Short exercise |
Restate the entries word for word, omitting nothing.

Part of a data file
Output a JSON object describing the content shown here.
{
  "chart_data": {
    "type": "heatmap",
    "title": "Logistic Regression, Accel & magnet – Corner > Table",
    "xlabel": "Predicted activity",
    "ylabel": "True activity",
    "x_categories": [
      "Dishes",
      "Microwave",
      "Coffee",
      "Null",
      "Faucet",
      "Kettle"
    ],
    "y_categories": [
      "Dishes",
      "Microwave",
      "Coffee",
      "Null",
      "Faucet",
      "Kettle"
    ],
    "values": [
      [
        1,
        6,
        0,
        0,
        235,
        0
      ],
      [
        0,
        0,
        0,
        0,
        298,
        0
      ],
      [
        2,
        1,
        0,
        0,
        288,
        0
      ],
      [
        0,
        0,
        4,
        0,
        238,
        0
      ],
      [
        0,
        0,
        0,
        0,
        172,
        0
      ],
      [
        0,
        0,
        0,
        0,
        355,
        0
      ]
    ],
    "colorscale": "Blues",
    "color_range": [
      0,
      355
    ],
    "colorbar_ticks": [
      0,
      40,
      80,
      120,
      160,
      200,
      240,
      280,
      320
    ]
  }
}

Response for this exercise |
Output a JSON object describing the content shown here.
{
  "chart_data": {
    "type": "heatmap",
    "title": "Logistic Regression, Accel & magnet – Corner > Table",
    "xlabel": "Predicted activity",
    "ylabel": "True activity",
    "x_categories": [
      "Dishes",
      "Microwave",
      "Coffee",
      "Null",
      "Faucet",
      "Kettle"
    ],
    "y_categories": [
      "Dishes",
      "Microwave",
      "Coffee",
      "Null",
      "Faucet",
      "Kettle"
    ],
    "values": [
      [
        1,
        6,
        0,
        0,
        235,
        0
      ],
      [
        0,
        0,
        0,
        0,
        298,
        0
      ],
      [
        2,
        1,
        0,
        0,
        288,
        0
      ],
      [
        0,
        0,
        4,
        0,
        238,
        0
      ],
      [
        0,
        0,
        0,
        0,
        172,
        0
      ],
      [
        0,
        0,
        0,
        0,
        355,
        0
      ]
    ],
    "colorscale": "Blues",
    "color_range": [
      0,
      355
    ],
    "colorbar_ticks": [
      0,
      40,
      80,
      120,
      160,
      200,
      240,
      280,
      320
    ]
  }
}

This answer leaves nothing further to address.